DO THIS = Pictures aside, write out every record exactly as it appears.

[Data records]
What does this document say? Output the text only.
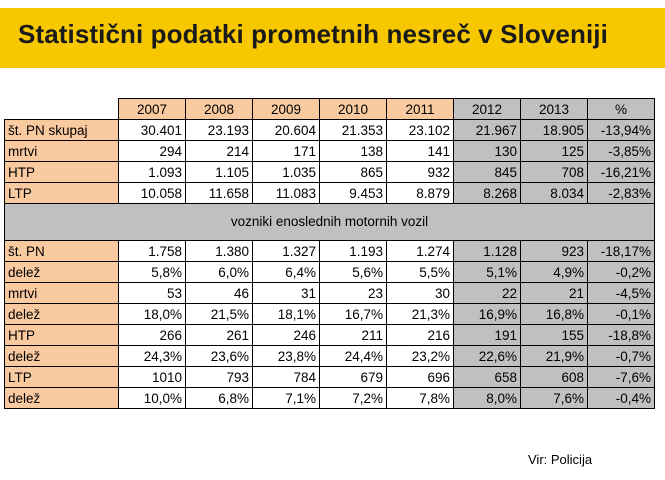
Statistični podatki prometnih nesreč v Sloveniji
	2007	2008	2009	2010	2011	2012	2013	%
št. PN skupaj	30.401	23.193	20.604	21.353	23.102	21.967	18.905	-13,94%
mrtvi	294	214	171	138	141	130	125	-3,85%
HTP	1.093	1.105	1.035	865	932	845	708	-16,21%
LTP	10.058	11.658	11.083	9.453	8.879	8.268	8.034	-2,83%
vozniki enoslednih motornih vozil								
št. PN	1.758	1.380	1.327	1.193	1.274	1.128	923	-18,17%
delež	5,8%	6,0%	6,4%	5,6%	5,5%	5,1%	4,9%	-0,2%
mrtvi	53	46	31	23	30	22	21	-4,5%
delež	18,0%	21,5%	18,1%	16,7%	21,3%	16,9%	16,8%	-0,1%
HTP	266	261	246	211	216	191	155	-18,8%
delež	24,3%	23,6%	23,8%	24,4%	23,2%	22,6%	21,9%	-0,7%
LTP	1010	793	784	679	696	658	608	-7,6%
delež	10,0%	6,8%	7,1%	7,2%	7,8%	8,0%	7,6%	-0,4%
Vir: Policija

THE RESULT =
What does this document say? Output the text only.
Statistični podatki prometnih nesreč v Sloveniji
	2007	2008	2009	2010	2011	2012	2013	%
št. PN skupaj	30.401	23.193	20.604	21.353	23.102	21.967	18.905	-13,94%
mrtvi	294	214	171	138	141	130	125	-3,85%
HTP	1.093	1.105	1.035	865	932	845	708	-16,21%
LTP	10.058	11.658	11.083	9.453	8.879	8.268	8.034	-2,83%
vozniki enoslednih motornih vozil								
št. PN	1.758	1.380	1.327	1.193	1.274	1.128	923	-18,17%
delež	5,8%	6,0%	6,4%	5,6%	5,5%	5,1%	4,9%	-0,2%
mrtvi	53	46	31	23	30	22	21	-4,5%
delež	18,0%	21,5%	18,1%	16,7%	21,3%	16,9%	16,8%	-0,1%
HTP	266	261	246	211	216	191	155	-18,8%
delež	24,3%	23,6%	23,8%	24,4%	23,2%	22,6%	21,9%	-0,7%
LTP	1010	793	784	679	696	658	608	-7,6%
delež	10,0%	6,8%	7,1%	7,2%	7,8%	8,0%	7,6%	-0,4%
Vir: Policija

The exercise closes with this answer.